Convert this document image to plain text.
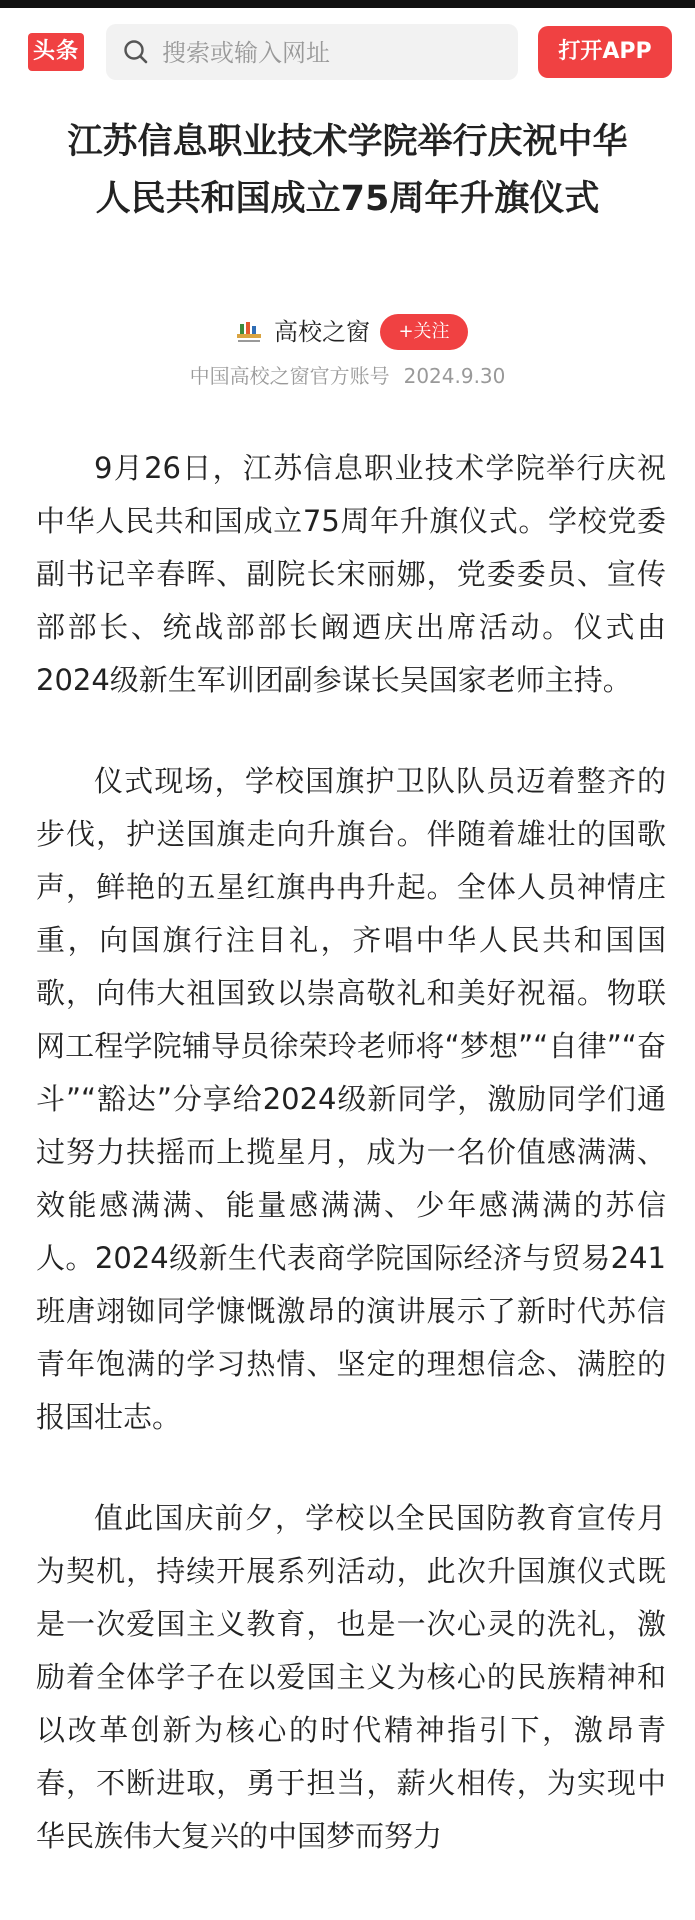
头条
搜索或输入网址	打开APP
江苏信息职业技术学院举行庆祝中华人民共和国成立75周年升旗仪式
高校之窗	+关注
中国高校之窗官方账号 2024.9.30

9月26日，江苏信息职业技术学院举行庆祝中华人民共和国成立75周年升旗仪式。学校党委副书记辛春晖、副院长宋丽娜，党委委员、宣传部部长、统战部部长阚迺庆出席活动。仪式由2024级新生军训团副参谋长吴国家老师主持。

仪式现场，学校国旗护卫队队员迈着整齐的步伐，护送国旗走向升旗台。伴随着雄壮的国歌声，鲜艳的五星红旗冉冉升起。全体人员神情庄重，向国旗行注目礼，齐唱中华人民共和国国歌，向伟大祖国致以崇高敬礼和美好祝福。物联网工程学院辅导员徐荣玲老师将“梦想”“自律”“奋斗”“豁达”分享给2024级新同学，激励同学们通过努力扶摇而上揽星月，成为一名价值感满满、效能感满满、能量感满满、少年感满满的苏信人。2024级新生代表商学院国际经济与贸易241班唐翊铷同学慷慨激昂的演讲展示了新时代苏信青年饱满的学习热情、坚定的理想信念、满腔的报国壮志。

值此国庆前夕，学校以全民国防教育宣传月为契机，持续开展系列活动，此次升国旗仪式既是一次爱国主义教育，也是一次心灵的洗礼，激励着全体学子在以爱国主义为核心的民族精神和以改革创新为核心的时代精神指引下，激昂青春，不断进取，勇于担当，薪火相传，为实现中华民族伟大复兴的中国梦而努力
-*-
Set down every entry word for word, but omit the pictures.

§ **Response for this exercise**
Convert this document image to plain text.
头条
搜索或输入网址	打开APP
江苏信息职业技术学院举行庆祝中华人民共和国成立75周年升旗仪式
高校之窗	+关注
中国高校之窗官方账号 2024.9.30

9月26日，江苏信息职业技术学院举行庆祝中华人民共和国成立75周年升旗仪式。学校党委副书记辛春晖、副院长宋丽娜，党委委员、宣传部部长、统战部部长阚迺庆出席活动。仪式由2024级新生军训团副参谋长吴国家老师主持。

仪式现场，学校国旗护卫队队员迈着整齐的步伐，护送国旗走向升旗台。伴随着雄壮的国歌声，鲜艳的五星红旗冉冉升起。全体人员神情庄重，向国旗行注目礼，齐唱中华人民共和国国歌，向伟大祖国致以崇高敬礼和美好祝福。物联网工程学院辅导员徐荣玲老师将“梦想”“自律”“奋斗”“豁达”分享给2024级新同学，激励同学们通过努力扶摇而上揽星月，成为一名价值感满满、效能感满满、能量感满满、少年感满满的苏信人。2024级新生代表商学院国际经济与贸易241班唐翊铷同学慷慨激昂的演讲展示了新时代苏信青年饱满的学习热情、坚定的理想信念、满腔的报国壮志。

值此国庆前夕，学校以全民国防教育宣传月为契机，持续开展系列活动，此次升国旗仪式既是一次爱国主义教育，也是一次心灵的洗礼，激励着全体学子在以爱国主义为核心的民族精神和以改革创新为核心的时代精神指引下，激昂青春，不断进取，勇于担当，薪火相传，为实现中华民族伟大复兴的中国梦而努力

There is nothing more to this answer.